-- WHAT THIS TASK INVOLVES --
Copy every entry word for word. Skip the pictures.
# # # # # # #
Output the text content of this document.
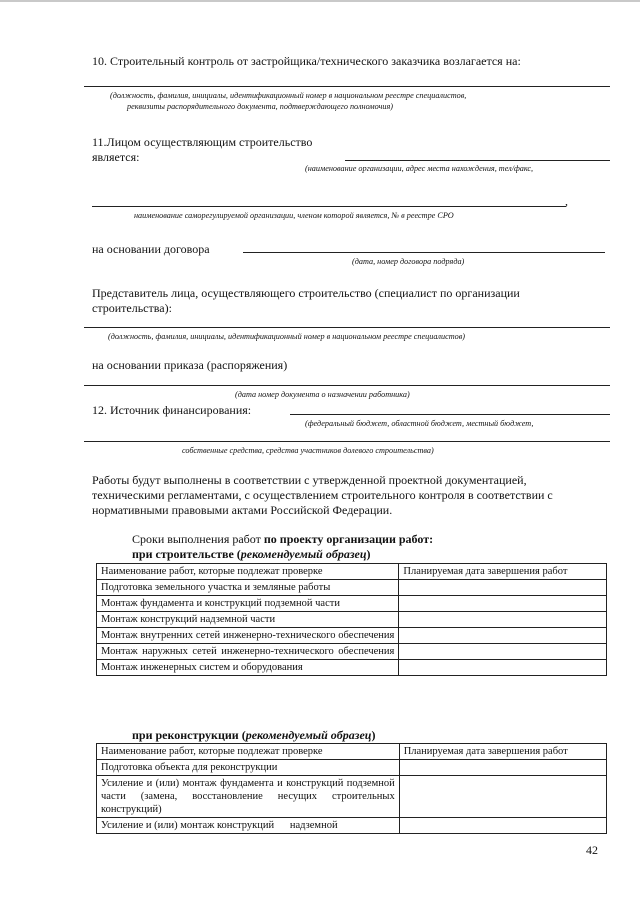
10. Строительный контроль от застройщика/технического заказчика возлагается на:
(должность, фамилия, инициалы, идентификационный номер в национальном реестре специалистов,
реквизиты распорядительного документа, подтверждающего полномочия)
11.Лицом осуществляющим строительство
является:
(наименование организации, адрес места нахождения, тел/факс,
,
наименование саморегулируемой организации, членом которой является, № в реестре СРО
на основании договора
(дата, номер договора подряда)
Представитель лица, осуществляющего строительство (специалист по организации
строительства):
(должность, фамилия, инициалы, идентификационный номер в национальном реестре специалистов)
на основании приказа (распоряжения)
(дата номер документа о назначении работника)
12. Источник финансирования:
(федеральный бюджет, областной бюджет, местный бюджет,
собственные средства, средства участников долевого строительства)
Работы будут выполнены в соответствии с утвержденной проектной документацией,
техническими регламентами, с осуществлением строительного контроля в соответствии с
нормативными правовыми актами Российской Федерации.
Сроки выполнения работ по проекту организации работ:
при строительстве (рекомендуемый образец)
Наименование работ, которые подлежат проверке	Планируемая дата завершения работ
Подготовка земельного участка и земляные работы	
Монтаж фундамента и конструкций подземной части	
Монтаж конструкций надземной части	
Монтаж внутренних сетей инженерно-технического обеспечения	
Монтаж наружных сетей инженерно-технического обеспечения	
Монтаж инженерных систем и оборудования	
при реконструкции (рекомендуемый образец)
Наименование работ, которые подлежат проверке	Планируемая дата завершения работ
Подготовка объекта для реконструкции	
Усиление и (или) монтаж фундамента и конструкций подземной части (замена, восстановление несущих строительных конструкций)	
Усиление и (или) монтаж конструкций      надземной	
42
# # # # # # #
-- SOLUTION TO THIS TASK --
Output the text content of this document.
10. Строительный контроль от застройщика/технического заказчика возлагается на:
(должность, фамилия, инициалы, идентификационный номер в национальном реестре специалистов,
реквизиты распорядительного документа, подтверждающего полномочия)
11.Лицом осуществляющим строительство
является:
(наименование организации, адрес места нахождения, тел/факс,
,
наименование саморегулируемой организации, членом которой является, № в реестре СРО
на основании договора
(дата, номер договора подряда)
Представитель лица, осуществляющего строительство (специалист по организации
строительства):
(должность, фамилия, инициалы, идентификационный номер в национальном реестре специалистов)
на основании приказа (распоряжения)
(дата номер документа о назначении работника)
12. Источник финансирования:
(федеральный бюджет, областной бюджет, местный бюджет,
собственные средства, средства участников долевого строительства)
Работы будут выполнены в соответствии с утвержденной проектной документацией,
техническими регламентами, с осуществлением строительного контроля в соответствии с
нормативными правовыми актами Российской Федерации.
Сроки выполнения работ по проекту организации работ:
при строительстве (рекомендуемый образец)
Наименование работ, которые подлежат проверке	Планируемая дата завершения работ
Подготовка земельного участка и земляные работы	
Монтаж фундамента и конструкций подземной части	
Монтаж конструкций надземной части	
Монтаж внутренних сетей инженерно-технического обеспечения	
Монтаж наружных сетей инженерно-технического обеспечения	
Монтаж инженерных систем и оборудования	
при реконструкции (рекомендуемый образец)
Наименование работ, которые подлежат проверке	Планируемая дата завершения работ
Подготовка объекта для реконструкции	
Усиление и (или) монтаж фундамента и конструкций подземной части (замена, восстановление несущих строительных конструкций)	
Усиление и (или) монтаж конструкций      надземной	
42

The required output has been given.